» **WRITTEN INSTRUCTION**
Repeat the listing that follows, character for character, minus the pictures.

» **MATERIAL TO PROCESS**
####

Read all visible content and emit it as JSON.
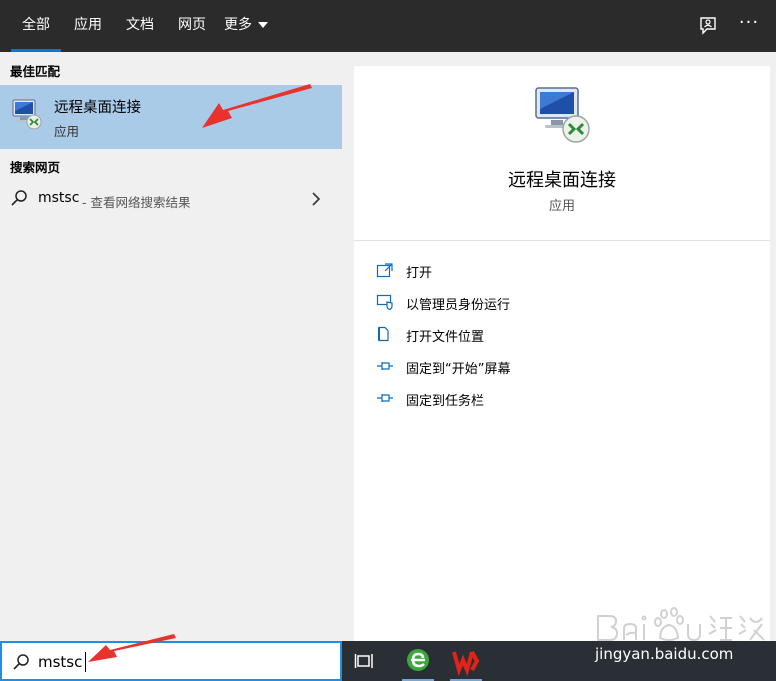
{
  "tabs": {
    "all": "全部",
    "apps": "应用",
    "documents": "文档",
    "web": "网页",
    "more": "更多"
  },
  "header": {
    "more_options": "···"
  },
  "results": {
    "best_match_label": "最佳匹配",
    "best_match": {
      "name": "远程桌面连接",
      "type": "应用"
    },
    "search_web_label": "搜索网页",
    "web_result": {
      "query": "mstsc",
      "hint": "- 查看网络搜索结果"
    }
  },
  "details": {
    "title": "远程桌面连接",
    "subtitle": "应用",
    "actions": {
      "open": "打开",
      "run_as_admin": "以管理员身份运行",
      "open_file_location": "打开文件位置",
      "pin_to_start": "固定到“开始”屏幕",
      "pin_to_taskbar": "固定到任务栏"
    }
  },
  "search": {
    "value": "mstsc"
  },
  "watermark": {
    "url": "jingyan.baidu.com"
  },
  "colors": {
    "accent": "#0078d7",
    "selection": "#a9cbe8",
    "annotation_arrow": "#e8322d",
    "topbar": "#2b2b2b",
    "taskbar": "#2a2f36"
  },
  "icons": {
    "feedback": "feedback-icon",
    "search": "search-icon",
    "remote_desktop": "remote-desktop-icon",
    "chevron": "chevron-right-icon",
    "task_view": "task-view-icon",
    "browser": "browser-icon",
    "wps": "wps-office-icon"
  }
}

####

» **TASK RESULT**
Read all visible content and emit it as JSON.
{
  "tabs": {
    "all": "全部",
    "apps": "应用",
    "documents": "文档",
    "web": "网页",
    "more": "更多"
  },
  "header": {
    "more_options": "···"
  },
  "results": {
    "best_match_label": "最佳匹配",
    "best_match": {
      "name": "远程桌面连接",
      "type": "应用"
    },
    "search_web_label": "搜索网页",
    "web_result": {
      "query": "mstsc",
      "hint": "- 查看网络搜索结果"
    }
  },
  "details": {
    "title": "远程桌面连接",
    "subtitle": "应用",
    "actions": {
      "open": "打开",
      "run_as_admin": "以管理员身份运行",
      "open_file_location": "打开文件位置",
      "pin_to_start": "固定到“开始”屏幕",
      "pin_to_taskbar": "固定到任务栏"
    }
  },
  "search": {
    "value": "mstsc"
  },
  "watermark": {
    "url": "jingyan.baidu.com"
  },
  "colors": {
    "accent": "#0078d7",
    "selection": "#a9cbe8",
    "annotation_arrow": "#e8322d",
    "topbar": "#2b2b2b",
    "taskbar": "#2a2f36"
  },
  "icons": {
    "feedback": "feedback-icon",
    "search": "search-icon",
    "remote_desktop": "remote-desktop-icon",
    "chevron": "chevron-right-icon",
    "task_view": "task-view-icon",
    "browser": "browser-icon",
    "wps": "wps-office-icon"
  }
}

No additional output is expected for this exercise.